# Requirements
Pull every line containing "JSON" out of the material below.
:::
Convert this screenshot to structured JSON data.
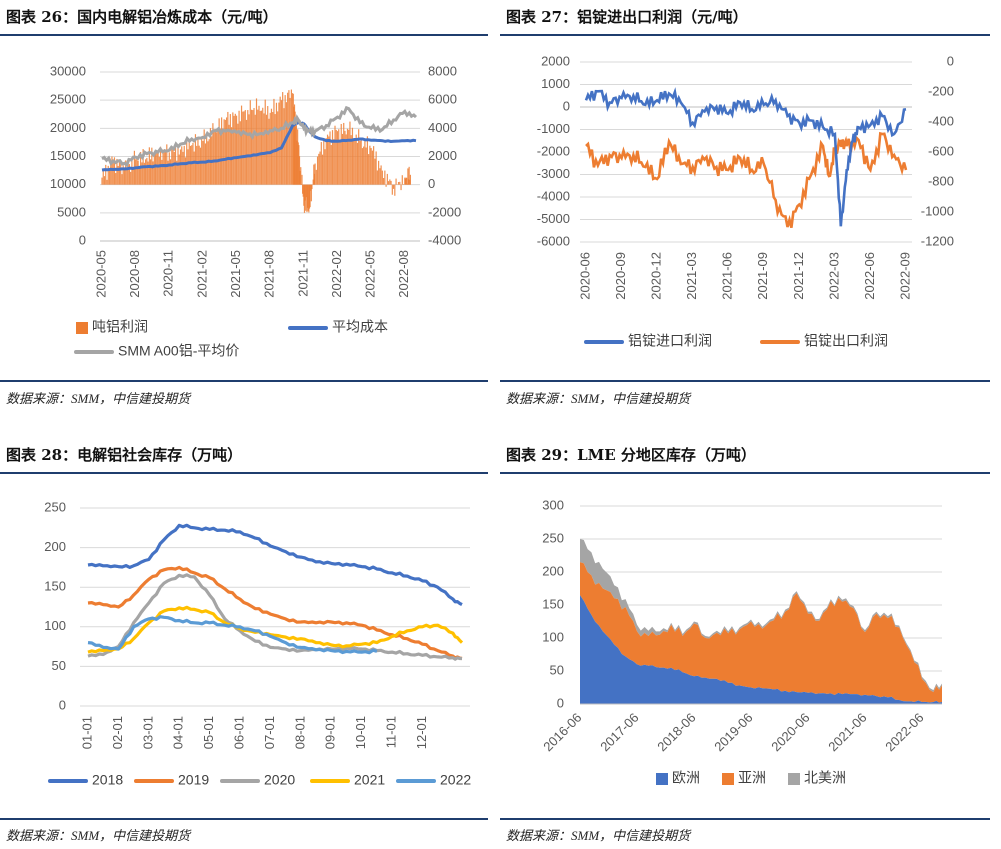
{
  "source_text": "数据来源：SMM，中信建投期货",
  "chart_data": [
    {
      "id": "c26",
      "type": "line",
      "title": "图表 26：国内电解铝冶炼成本（元/吨）",
      "x_labels": [
        "2020-05",
        "2020-08",
        "2020-11",
        "2021-02",
        "2021-05",
        "2021-08",
        "2021-11",
        "2022-02",
        "2022-05",
        "2022-08"
      ],
      "x_range": [
        0,
        28
      ],
      "y_left": {
        "range": [
          0,
          30000
        ],
        "ticks": [
          "0",
          "5000",
          "10000",
          "15000",
          "20000",
          "25000",
          "30000"
        ]
      },
      "y_right": {
        "range": [
          -4000,
          8000
        ],
        "ticks": [
          "-4000",
          "-2000",
          "0",
          "2000",
          "4000",
          "6000",
          "8000"
        ]
      },
      "legend": [
        "吨铝利润",
        "平均成本",
        "SMM A00铝-平均价"
      ],
      "colors": {
        "profit": "#ed7d31",
        "cost": "#4472c4",
        "price": "#a5a5a5"
      },
      "series": [
        {
          "name": "吨铝利润",
          "axis": "right",
          "kind": "bar",
          "x": [
            0,
            1,
            2,
            3,
            4,
            5,
            6,
            7,
            8,
            9,
            10,
            11,
            12,
            13,
            14,
            15,
            16,
            17,
            17.5,
            18,
            18.5,
            19,
            20,
            21,
            22,
            23,
            24,
            25,
            26,
            27,
            27.5
          ],
          "values": [
            500,
            1700,
            1100,
            1800,
            1900,
            2400,
            2300,
            2500,
            2800,
            3100,
            3800,
            4600,
            4900,
            5300,
            5600,
            5100,
            6000,
            6500,
            3000,
            -1500,
            -1700,
            1500,
            3300,
            3800,
            3900,
            3100,
            2600,
            1000,
            -300,
            500,
            700
          ]
        },
        {
          "name": "平均成本",
          "axis": "left",
          "kind": "line",
          "x": [
            0,
            1,
            2,
            3,
            4,
            5,
            6,
            7,
            8,
            9,
            10,
            11,
            12,
            13,
            14,
            15,
            16,
            17,
            17.5,
            18,
            18.5,
            19,
            20,
            21,
            22,
            23,
            24,
            25,
            26,
            27,
            28
          ],
          "values": [
            12600,
            12700,
            12800,
            13000,
            13200,
            13300,
            13500,
            13700,
            13900,
            14000,
            14200,
            14500,
            14800,
            15100,
            15400,
            15700,
            16500,
            20500,
            21000,
            20800,
            19500,
            18500,
            17800,
            17700,
            17900,
            18100,
            17900,
            17800,
            17700,
            17800,
            17800
          ]
        },
        {
          "name": "SMM A00铝-平均价",
          "axis": "left",
          "kind": "line",
          "x": [
            0,
            1,
            2,
            3,
            4,
            5,
            6,
            7,
            8,
            9,
            10,
            11,
            12,
            13,
            14,
            15,
            16,
            17,
            17.5,
            18,
            18.5,
            19,
            20,
            21,
            22,
            23,
            24,
            25,
            26,
            27,
            28
          ],
          "values": [
            14600,
            14200,
            13800,
            14900,
            15500,
            15800,
            16100,
            17200,
            18100,
            18400,
            19600,
            19500,
            19300,
            18900,
            19000,
            19600,
            20000,
            21000,
            21500,
            20000,
            19500,
            19500,
            20500,
            22000,
            23500,
            21000,
            20000,
            19800,
            21500,
            23000,
            22000
          ]
        }
      ]
    },
    {
      "id": "c27",
      "type": "line",
      "title": "图表 27：铝锭进出口利润（元/吨）",
      "x_labels": [
        "2020-06",
        "2020-09",
        "2020-12",
        "2021-03",
        "2021-06",
        "2021-09",
        "2021-12",
        "2022-03",
        "2022-06",
        "2022-09"
      ],
      "x_range": [
        0,
        27
      ],
      "y_left": {
        "range": [
          -6000,
          2000
        ],
        "ticks": [
          "-6000",
          "-5000",
          "-4000",
          "-3000",
          "-2000",
          "-1000",
          "0",
          "1000",
          "2000"
        ]
      },
      "y_right": {
        "range": [
          -1200,
          0
        ],
        "ticks": [
          "-1200",
          "-1000",
          "-800",
          "-600",
          "-400",
          "-200",
          "0"
        ]
      },
      "legend": [
        "铝锭进口利润",
        "铝锭出口利润"
      ],
      "colors": {
        "import": "#4472c4",
        "export": "#ed7d31"
      },
      "series": [
        {
          "name": "铝锭进口利润",
          "axis": "left",
          "x": [
            0,
            1,
            2,
            3,
            4,
            5,
            6,
            7,
            8,
            9,
            10,
            11,
            12,
            13,
            14,
            15,
            16,
            17,
            18,
            19,
            20,
            21,
            21.5,
            22,
            22.5,
            23,
            24,
            25,
            26,
            27
          ],
          "values": [
            300,
            700,
            200,
            400,
            500,
            100,
            300,
            600,
            200,
            -700,
            -200,
            0,
            -300,
            200,
            -100,
            100,
            300,
            -400,
            -700,
            -600,
            -900,
            -1200,
            -5300,
            -2800,
            -1500,
            -900,
            -800,
            -400,
            -1200,
            -100
          ]
        },
        {
          "name": "铝锭出口利润",
          "axis": "right",
          "x": [
            0,
            1,
            2,
            3,
            4,
            5,
            6,
            7,
            8,
            9,
            10,
            11,
            12,
            13,
            14,
            15,
            16,
            17,
            18,
            19,
            20,
            20.5,
            21,
            21.5,
            22,
            23,
            24,
            25,
            26,
            27
          ],
          "values": [
            -560,
            -690,
            -620,
            -640,
            -620,
            -700,
            -780,
            -530,
            -680,
            -700,
            -650,
            -700,
            -720,
            -640,
            -720,
            -680,
            -920,
            -1100,
            -950,
            -750,
            -560,
            -760,
            -600,
            -520,
            -560,
            -520,
            -720,
            -480,
            -620,
            -720
          ]
        }
      ]
    },
    {
      "id": "c28",
      "type": "line",
      "title": "图表 28：电解铝社会库存（万吨）",
      "x_labels": [
        "01-01",
        "02-01",
        "03-01",
        "04-01",
        "05-01",
        "06-01",
        "07-01",
        "08-01",
        "09-01",
        "10-01",
        "11-01",
        "12-01"
      ],
      "x_range": [
        0,
        12.3
      ],
      "y_left": {
        "range": [
          0,
          250
        ],
        "ticks": [
          "0",
          "50",
          "100",
          "150",
          "200",
          "250"
        ]
      },
      "legend": [
        "2018",
        "2019",
        "2020",
        "2021",
        "2022"
      ],
      "colors": {
        "2018": "#4472c4",
        "2019": "#ed7d31",
        "2020": "#a5a5a5",
        "2021": "#ffc000",
        "2022": "#5b9bd5"
      },
      "series": [
        {
          "name": "2018",
          "x": [
            0,
            0.5,
            1,
            1.5,
            2,
            2.5,
            3,
            3.5,
            4,
            4.5,
            5,
            5.5,
            6,
            6.5,
            7,
            7.5,
            8,
            8.5,
            9,
            9.5,
            10,
            10.5,
            11,
            11.5,
            12,
            12.3
          ],
          "values": [
            178,
            177,
            176,
            177,
            185,
            210,
            228,
            225,
            223,
            222,
            220,
            212,
            202,
            195,
            188,
            182,
            180,
            179,
            176,
            173,
            168,
            164,
            158,
            150,
            135,
            128
          ]
        },
        {
          "name": "2019",
          "x": [
            0,
            0.5,
            1,
            1.5,
            2,
            2.5,
            3,
            3.5,
            4,
            4.5,
            5,
            5.5,
            6,
            6.5,
            7,
            7.5,
            8,
            8.5,
            9,
            9.5,
            10,
            10.5,
            11,
            11.5,
            12,
            12.3
          ],
          "values": [
            130,
            128,
            125,
            140,
            160,
            172,
            175,
            168,
            162,
            148,
            135,
            123,
            116,
            110,
            106,
            105,
            106,
            105,
            102,
            96,
            90,
            85,
            78,
            70,
            63,
            60
          ]
        },
        {
          "name": "2020",
          "x": [
            0,
            0.5,
            1,
            1.5,
            2,
            2.5,
            3,
            3.5,
            4,
            4.5,
            5,
            5.5,
            6,
            6.5,
            7,
            7.5,
            8,
            8.5,
            9,
            9.5,
            10,
            10.5,
            11,
            11.5,
            12,
            12.3
          ],
          "values": [
            63,
            65,
            75,
            105,
            130,
            155,
            165,
            163,
            140,
            110,
            95,
            82,
            74,
            72,
            70,
            71,
            72,
            73,
            72,
            70,
            68,
            66,
            64,
            62,
            61,
            60
          ]
        },
        {
          "name": "2021",
          "x": [
            0,
            0.5,
            1,
            1.5,
            2,
            2.5,
            3,
            3.5,
            4,
            4.5,
            5,
            5.5,
            6,
            6.5,
            7,
            7.5,
            8,
            8.5,
            9,
            9.5,
            10,
            10.5,
            11,
            11.5,
            12,
            12.3
          ],
          "values": [
            68,
            70,
            72,
            85,
            105,
            120,
            124,
            122,
            118,
            105,
            98,
            93,
            90,
            87,
            85,
            80,
            77,
            76,
            78,
            80,
            88,
            95,
            100,
            102,
            92,
            80
          ]
        },
        {
          "name": "2022",
          "x": [
            0,
            0.5,
            1,
            1.5,
            2,
            2.5,
            3,
            3.5,
            4,
            4.5,
            5,
            5.5,
            6,
            6.5,
            7,
            7.5,
            8,
            8.5,
            9,
            9.5
          ],
          "values": [
            80,
            74,
            72,
            100,
            110,
            112,
            108,
            105,
            105,
            102,
            100,
            95,
            88,
            80,
            74,
            71,
            70,
            69,
            68,
            69
          ]
        }
      ]
    },
    {
      "id": "c29",
      "type": "area",
      "title": "图表 29：LME 分地区库存（万吨）",
      "x_labels": [
        "2016-06",
        "2017-06",
        "2018-06",
        "2019-06",
        "2020-06",
        "2021-06",
        "2022-06"
      ],
      "x_range": [
        0,
        6.35
      ],
      "y_left": {
        "range": [
          0,
          300
        ],
        "ticks": [
          "0",
          "50",
          "100",
          "150",
          "200",
          "250",
          "300"
        ]
      },
      "legend": [
        "欧洲",
        "亚洲",
        "北美洲"
      ],
      "colors": {
        "europe": "#4472c4",
        "asia": "#ed7d31",
        "namerica": "#a5a5a5"
      },
      "x": [
        0,
        0.2,
        0.4,
        0.6,
        0.8,
        1,
        1.2,
        1.4,
        1.6,
        1.8,
        2,
        2.2,
        2.4,
        2.6,
        2.8,
        3,
        3.2,
        3.4,
        3.6,
        3.8,
        4,
        4.2,
        4.4,
        4.6,
        4.8,
        5,
        5.2,
        5.4,
        5.6,
        5.8,
        6,
        6.2,
        6.35
      ],
      "series": [
        {
          "name": "欧洲",
          "values": [
            165,
            135,
            110,
            90,
            72,
            60,
            58,
            55,
            55,
            48,
            42,
            40,
            38,
            32,
            28,
            25,
            24,
            22,
            20,
            18,
            17,
            16,
            16,
            15,
            15,
            14,
            12,
            10,
            6,
            4,
            3,
            3,
            3
          ]
        },
        {
          "name": "亚洲",
          "values": [
            50,
            60,
            65,
            70,
            75,
            50,
            45,
            50,
            65,
            55,
            80,
            60,
            70,
            75,
            85,
            100,
            90,
            105,
            120,
            150,
            120,
            110,
            140,
            140,
            130,
            95,
            125,
            120,
            110,
            75,
            35,
            15,
            25
          ]
        },
        {
          "name": "北美洲",
          "values": [
            35,
            35,
            30,
            20,
            12,
            10,
            8,
            5,
            3,
            3,
            3,
            3,
            3,
            3,
            3,
            3,
            3,
            3,
            3,
            3,
            3,
            3,
            3,
            3,
            3,
            3,
            3,
            3,
            3,
            3,
            3,
            3,
            3
          ]
        }
      ]
    }
  ]
}
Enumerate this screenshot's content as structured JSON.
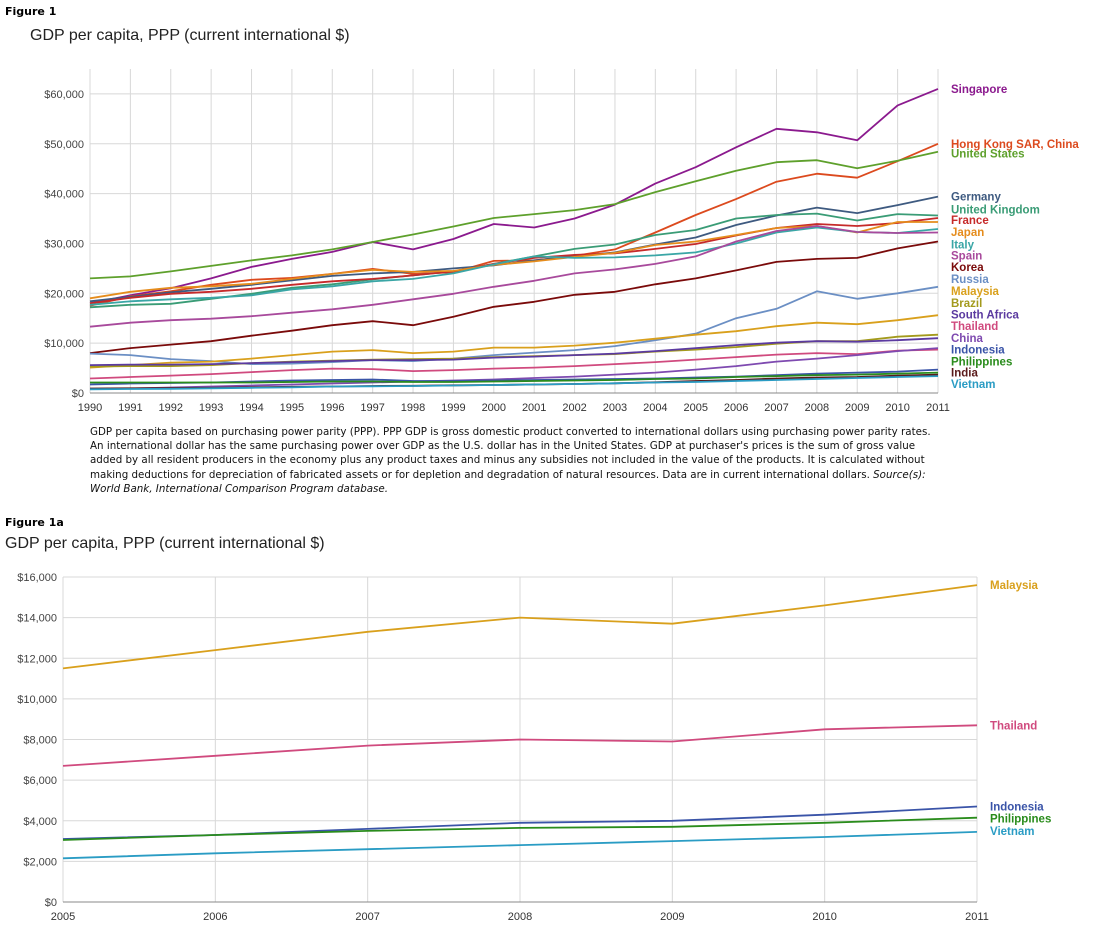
:::
# Solution to this exercise
Convert this screenshot to structured JSON data.
Enumerate this screenshot's content as structured JSON.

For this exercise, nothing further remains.